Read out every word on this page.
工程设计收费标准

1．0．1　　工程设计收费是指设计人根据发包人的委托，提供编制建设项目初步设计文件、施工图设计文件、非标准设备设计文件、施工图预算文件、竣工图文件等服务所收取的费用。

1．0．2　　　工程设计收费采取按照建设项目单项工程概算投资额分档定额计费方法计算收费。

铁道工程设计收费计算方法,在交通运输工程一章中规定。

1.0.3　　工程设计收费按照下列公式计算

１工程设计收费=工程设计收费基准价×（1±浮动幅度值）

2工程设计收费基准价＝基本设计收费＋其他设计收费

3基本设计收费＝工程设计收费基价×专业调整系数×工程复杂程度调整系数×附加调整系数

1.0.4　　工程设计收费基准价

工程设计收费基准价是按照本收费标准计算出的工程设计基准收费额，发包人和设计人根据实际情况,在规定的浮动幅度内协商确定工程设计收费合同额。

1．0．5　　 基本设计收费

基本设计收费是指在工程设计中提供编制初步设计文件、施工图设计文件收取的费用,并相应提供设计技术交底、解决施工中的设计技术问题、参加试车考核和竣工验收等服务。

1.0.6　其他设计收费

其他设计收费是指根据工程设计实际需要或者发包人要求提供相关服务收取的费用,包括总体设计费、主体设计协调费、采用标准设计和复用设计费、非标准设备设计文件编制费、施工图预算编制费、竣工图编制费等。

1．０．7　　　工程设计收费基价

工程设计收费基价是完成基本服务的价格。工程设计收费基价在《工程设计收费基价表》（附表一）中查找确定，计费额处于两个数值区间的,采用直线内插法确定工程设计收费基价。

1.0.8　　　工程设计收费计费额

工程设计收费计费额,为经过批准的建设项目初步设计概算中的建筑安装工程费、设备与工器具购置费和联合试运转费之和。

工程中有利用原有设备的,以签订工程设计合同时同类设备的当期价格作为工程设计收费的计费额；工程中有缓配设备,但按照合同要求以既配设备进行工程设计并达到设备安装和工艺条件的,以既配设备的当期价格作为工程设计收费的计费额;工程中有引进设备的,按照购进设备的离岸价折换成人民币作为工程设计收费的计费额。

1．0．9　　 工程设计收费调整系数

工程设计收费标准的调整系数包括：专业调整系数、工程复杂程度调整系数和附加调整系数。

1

WORK REQUIRED: Please reproduce each record precisely as written.

RESULT:
Read out every word on this page.
工程设计收费标准

1．0．1　　工程设计收费是指设计人根据发包人的委托，提供编制建设项目初步设计文件、施工图设计文件、非标准设备设计文件、施工图预算文件、竣工图文件等服务所收取的费用。

1．0．2　　　工程设计收费采取按照建设项目单项工程概算投资额分档定额计费方法计算收费。

铁道工程设计收费计算方法,在交通运输工程一章中规定。

1.0.3　　工程设计收费按照下列公式计算

１工程设计收费=工程设计收费基准价×（1±浮动幅度值）

2工程设计收费基准价＝基本设计收费＋其他设计收费

3基本设计收费＝工程设计收费基价×专业调整系数×工程复杂程度调整系数×附加调整系数

1.0.4　　工程设计收费基准价

工程设计收费基准价是按照本收费标准计算出的工程设计基准收费额，发包人和设计人根据实际情况,在规定的浮动幅度内协商确定工程设计收费合同额。

1．0．5　　 基本设计收费

基本设计收费是指在工程设计中提供编制初步设计文件、施工图设计文件收取的费用,并相应提供设计技术交底、解决施工中的设计技术问题、参加试车考核和竣工验收等服务。

1.0.6　其他设计收费

其他设计收费是指根据工程设计实际需要或者发包人要求提供相关服务收取的费用,包括总体设计费、主体设计协调费、采用标准设计和复用设计费、非标准设备设计文件编制费、施工图预算编制费、竣工图编制费等。

1．０．7　　　工程设计收费基价

工程设计收费基价是完成基本服务的价格。工程设计收费基价在《工程设计收费基价表》（附表一）中查找确定，计费额处于两个数值区间的,采用直线内插法确定工程设计收费基价。

1.0.8　　　工程设计收费计费额

工程设计收费计费额,为经过批准的建设项目初步设计概算中的建筑安装工程费、设备与工器具购置费和联合试运转费之和。

工程中有利用原有设备的,以签订工程设计合同时同类设备的当期价格作为工程设计收费的计费额；工程中有缓配设备,但按照合同要求以既配设备进行工程设计并达到设备安装和工艺条件的,以既配设备的当期价格作为工程设计收费的计费额;工程中有引进设备的,按照购进设备的离岸价折换成人民币作为工程设计收费的计费额。

1．0．9　　 工程设计收费调整系数

工程设计收费标准的调整系数包括：专业调整系数、工程复杂程度调整系数和附加调整系数。

1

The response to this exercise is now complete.